_Exercise material_:
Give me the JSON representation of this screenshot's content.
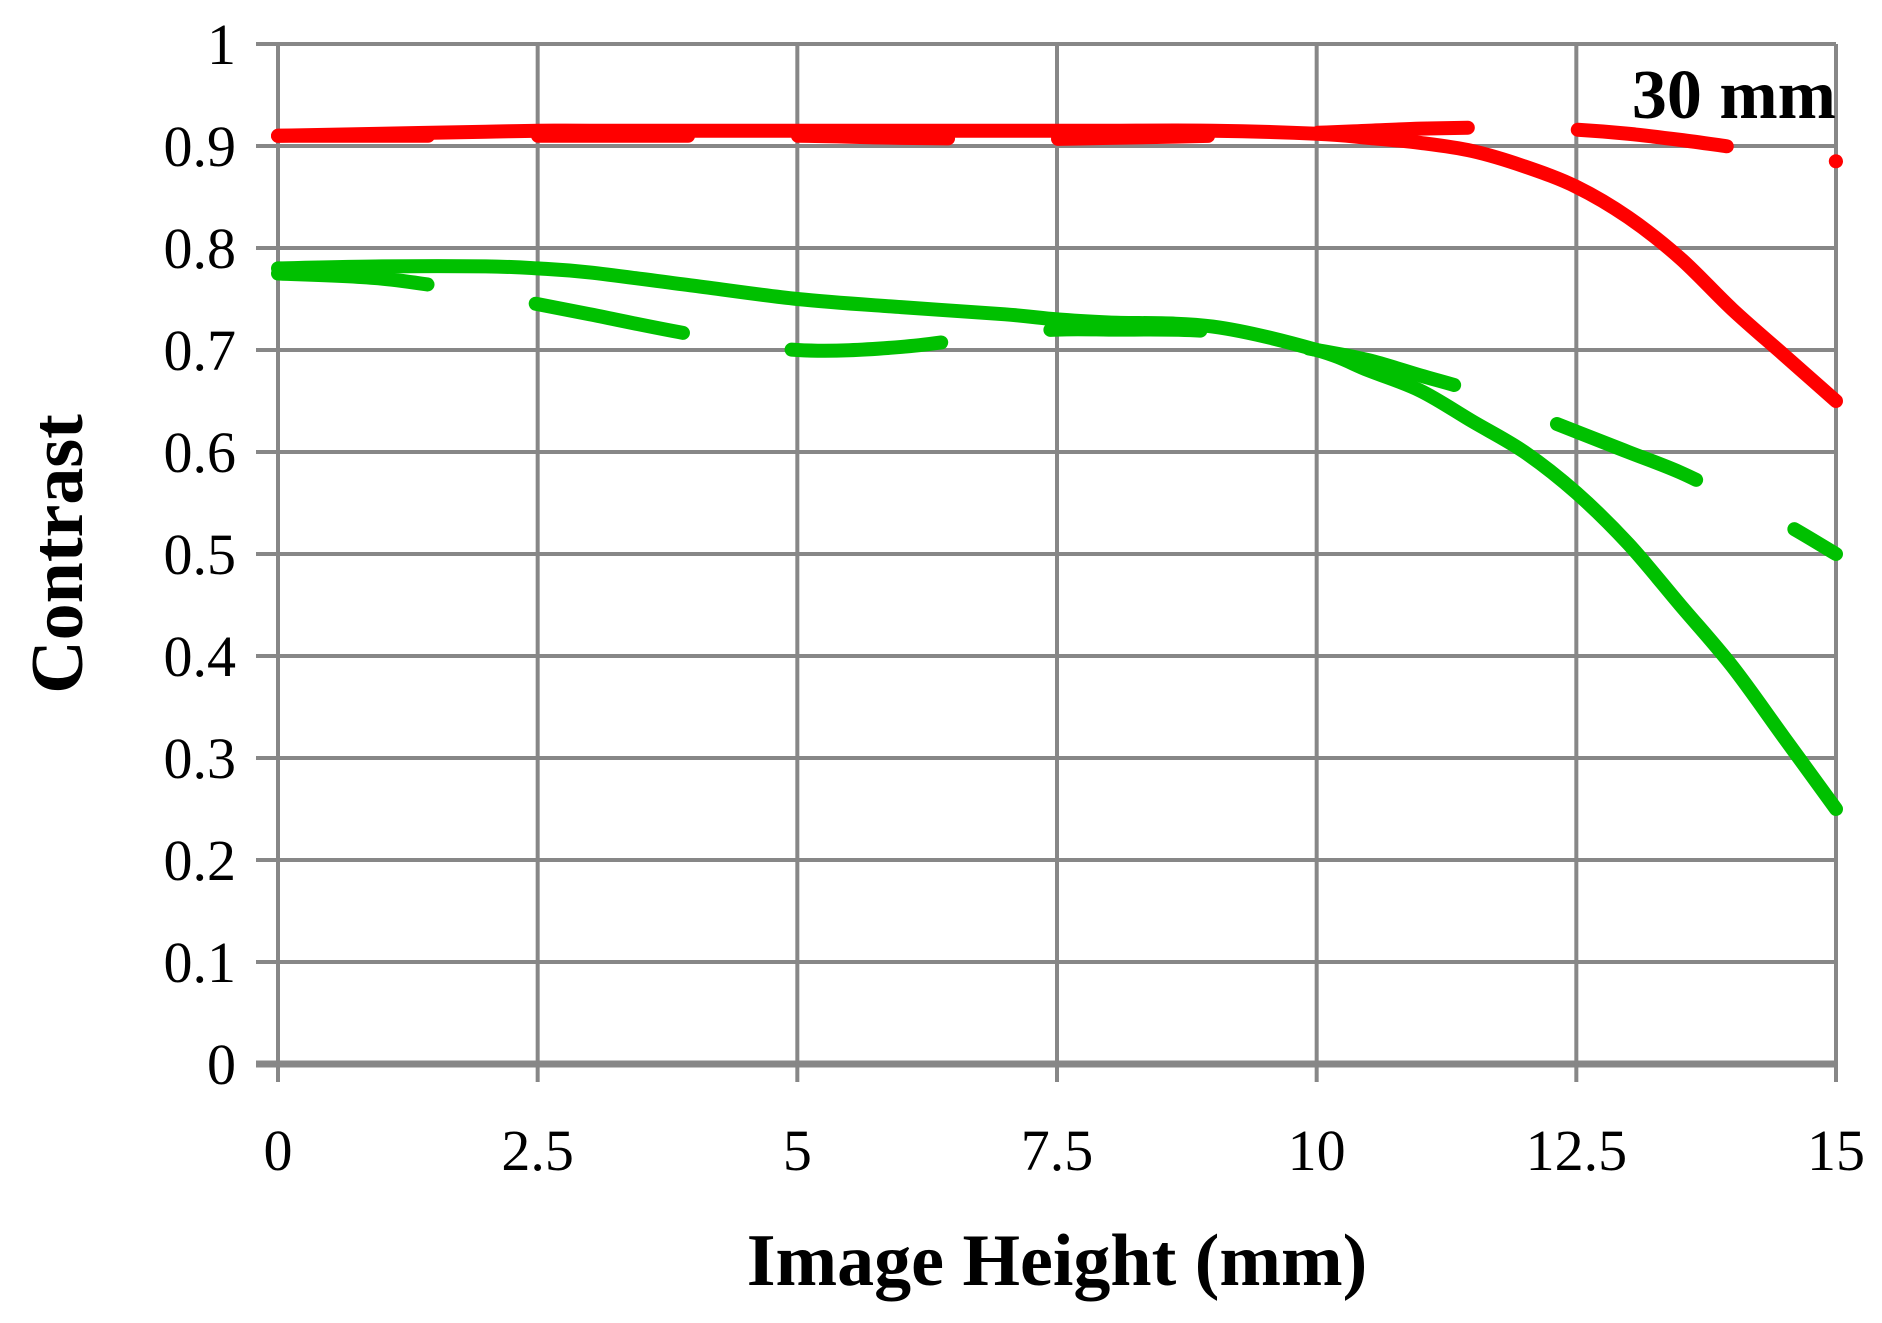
{
  "chart_data": {
    "type": "line",
    "title": "",
    "annotation": "30 mm",
    "xlabel": "Image Height (mm)",
    "ylabel": "Contrast",
    "xlim": [
      0,
      15
    ],
    "ylim": [
      0,
      1
    ],
    "x_ticks": [
      "0",
      "2.5",
      "5",
      "7.5",
      "10",
      "12.5",
      "15"
    ],
    "y_ticks": [
      "0",
      "0.1",
      "0.2",
      "0.3",
      "0.4",
      "0.5",
      "0.6",
      "0.7",
      "0.8",
      "0.9",
      "1"
    ],
    "grid": true,
    "legend": "none",
    "x": [
      0,
      1,
      2,
      2.5,
      3,
      4,
      5,
      6,
      7,
      7.5,
      8,
      9,
      10,
      10.5,
      11,
      11.5,
      12,
      12.5,
      13,
      13.5,
      14,
      14.5,
      15
    ],
    "series": [
      {
        "name": "red-solid",
        "color": "#ff0000",
        "dash": "solid",
        "values": [
          0.91,
          0.912,
          0.914,
          0.915,
          0.915,
          0.915,
          0.915,
          0.915,
          0.915,
          0.915,
          0.915,
          0.915,
          0.912,
          0.908,
          0.903,
          0.895,
          0.88,
          0.86,
          0.83,
          0.79,
          0.74,
          0.695,
          0.65
        ]
      },
      {
        "name": "red-dashed",
        "color": "#ff0000",
        "dash": "dashed",
        "values": [
          0.91,
          0.91,
          0.91,
          0.91,
          0.91,
          0.91,
          0.91,
          0.908,
          0.907,
          0.907,
          0.908,
          0.91,
          0.913,
          0.915,
          0.917,
          0.918,
          0.918,
          0.916,
          0.912,
          0.906,
          0.899,
          0.892,
          0.885
        ]
      },
      {
        "name": "green-solid",
        "color": "#00c000",
        "dash": "solid",
        "values": [
          0.78,
          0.782,
          0.782,
          0.78,
          0.776,
          0.763,
          0.75,
          0.742,
          0.735,
          0.73,
          0.727,
          0.723,
          0.7,
          0.68,
          0.66,
          0.63,
          0.6,
          0.56,
          0.51,
          0.45,
          0.39,
          0.32,
          0.25
        ]
      },
      {
        "name": "green-dashed",
        "color": "#00c000",
        "dash": "dashed",
        "values": [
          0.775,
          0.77,
          0.755,
          0.745,
          0.735,
          0.715,
          0.7,
          0.703,
          0.716,
          0.72,
          0.72,
          0.718,
          0.7,
          0.69,
          0.675,
          0.66,
          0.64,
          0.62,
          0.6,
          0.58,
          0.555,
          0.53,
          0.5
        ]
      }
    ]
  }
}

_Job_: Check all the records above and select each line where the string "name" is found.

_The solution_:
        "name": "red-solid",
        "name": "red-dashed",
        "name": "green-solid",
        "name": "green-dashed",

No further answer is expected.